* Begin RECORDS FOR THIS TASK *

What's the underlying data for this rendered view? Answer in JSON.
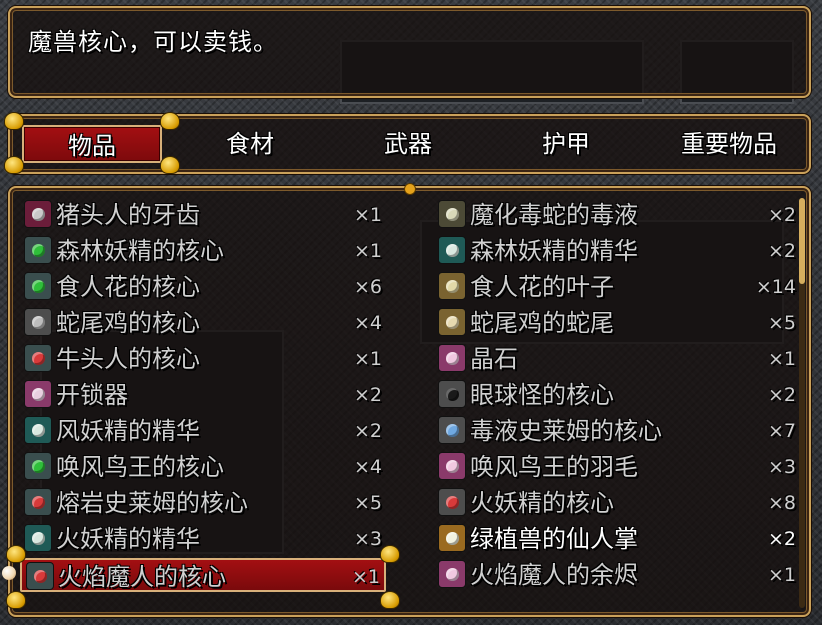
{
  "help": {
    "text": "魔兽核心，可以卖钱。"
  },
  "tabs": [
    {
      "label": "物品",
      "selected": true
    },
    {
      "label": "食材",
      "selected": false
    },
    {
      "label": "武器",
      "selected": false
    },
    {
      "label": "护甲",
      "selected": false
    },
    {
      "label": "重要物品",
      "selected": false
    }
  ],
  "items": [
    {
      "name": "猪头人的牙齿",
      "qty": "×1",
      "icon": "tooth-icon",
      "color": "#c9c9c9",
      "bg": "#6b1d3a"
    },
    {
      "name": "魔化毒蛇的毒液",
      "qty": "×2",
      "icon": "venom-icon",
      "color": "#d8d8b8",
      "bg": "#4c4a36"
    },
    {
      "name": "森林妖精的核心",
      "qty": "×1",
      "icon": "green-core-icon",
      "color": "#2fbf3a",
      "bg": "#3a4e4e"
    },
    {
      "name": "森林妖精的精华",
      "qty": "×2",
      "icon": "chalice-icon",
      "color": "#d9e8e0",
      "bg": "#1f5a56"
    },
    {
      "name": "食人花的核心",
      "qty": "×6",
      "icon": "green-core-icon",
      "color": "#2fbf3a",
      "bg": "#3a4e4e"
    },
    {
      "name": "食人花的叶子",
      "qty": "×14",
      "icon": "leaf-icon",
      "color": "#e2d9a8",
      "bg": "#7a6330"
    },
    {
      "name": "蛇尾鸡的核心",
      "qty": "×4",
      "icon": "gray-core-icon",
      "color": "#bdbdbd",
      "bg": "#4d4d4d"
    },
    {
      "name": "蛇尾鸡的蛇尾",
      "qty": "×5",
      "icon": "snake-tail-icon",
      "color": "#e6d9b0",
      "bg": "#7a6330"
    },
    {
      "name": "牛头人的核心",
      "qty": "×1",
      "icon": "red-core-icon",
      "color": "#d83a3a",
      "bg": "#3a4e4e"
    },
    {
      "name": "晶石",
      "qty": "×1",
      "icon": "crystal-icon",
      "color": "#f0c8e0",
      "bg": "#8a3a6a"
    },
    {
      "name": "开锁器",
      "qty": "×2",
      "icon": "lockpick-icon",
      "color": "#e8d0e0",
      "bg": "#8a3a6a"
    },
    {
      "name": "眼球怪的核心",
      "qty": "×2",
      "icon": "black-core-icon",
      "color": "#1a1a1a",
      "bg": "#4d4d4d"
    },
    {
      "name": "风妖精的精华",
      "qty": "×2",
      "icon": "chalice-icon",
      "color": "#d9e8e0",
      "bg": "#1f5a56"
    },
    {
      "name": "毒液史莱姆的核心",
      "qty": "×7",
      "icon": "blue-core-icon",
      "color": "#6fa8e0",
      "bg": "#4d4d4d"
    },
    {
      "name": "唤风鸟王的核心",
      "qty": "×4",
      "icon": "green-core-icon",
      "color": "#2fbf3a",
      "bg": "#3a4e4e"
    },
    {
      "name": "唤风鸟王的羽毛",
      "qty": "×3",
      "icon": "feather-icon",
      "color": "#f0c8e0",
      "bg": "#8a3a6a"
    },
    {
      "name": "熔岩史莱姆的核心",
      "qty": "×5",
      "icon": "red-core-icon",
      "color": "#d83a3a",
      "bg": "#3a4e4e"
    },
    {
      "name": "火妖精的核心",
      "qty": "×8",
      "icon": "red-core-icon",
      "color": "#d83a3a",
      "bg": "#4d4d4d"
    },
    {
      "name": "火妖精的精华",
      "qty": "×3",
      "icon": "chalice-icon",
      "color": "#d9e8e0",
      "bg": "#1f5a56"
    },
    {
      "name": "绿植兽的仙人掌",
      "qty": "×2",
      "icon": "cactus-icon",
      "color": "#f2f2e0",
      "bg": "#9a6a20"
    },
    {
      "name": "火焰魔人的核心",
      "qty": "×1",
      "icon": "red-core-icon",
      "color": "#d83a3a",
      "bg": "#3a4e4e"
    },
    {
      "name": "火焰魔人的余烬",
      "qty": "×1",
      "icon": "ember-icon",
      "color": "#f0c8e0",
      "bg": "#8a3a6a"
    }
  ],
  "cursor_index": 20,
  "bright_index": 19,
  "scroll": {
    "position": 0.0
  }
}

* End RECORDS FOR THIS TASK *

• _CHALLENGE_
Give the count of lines in the listing that hold the word "label", with no other text.

• _RESPONSE FOR THIS EXERCISE_
5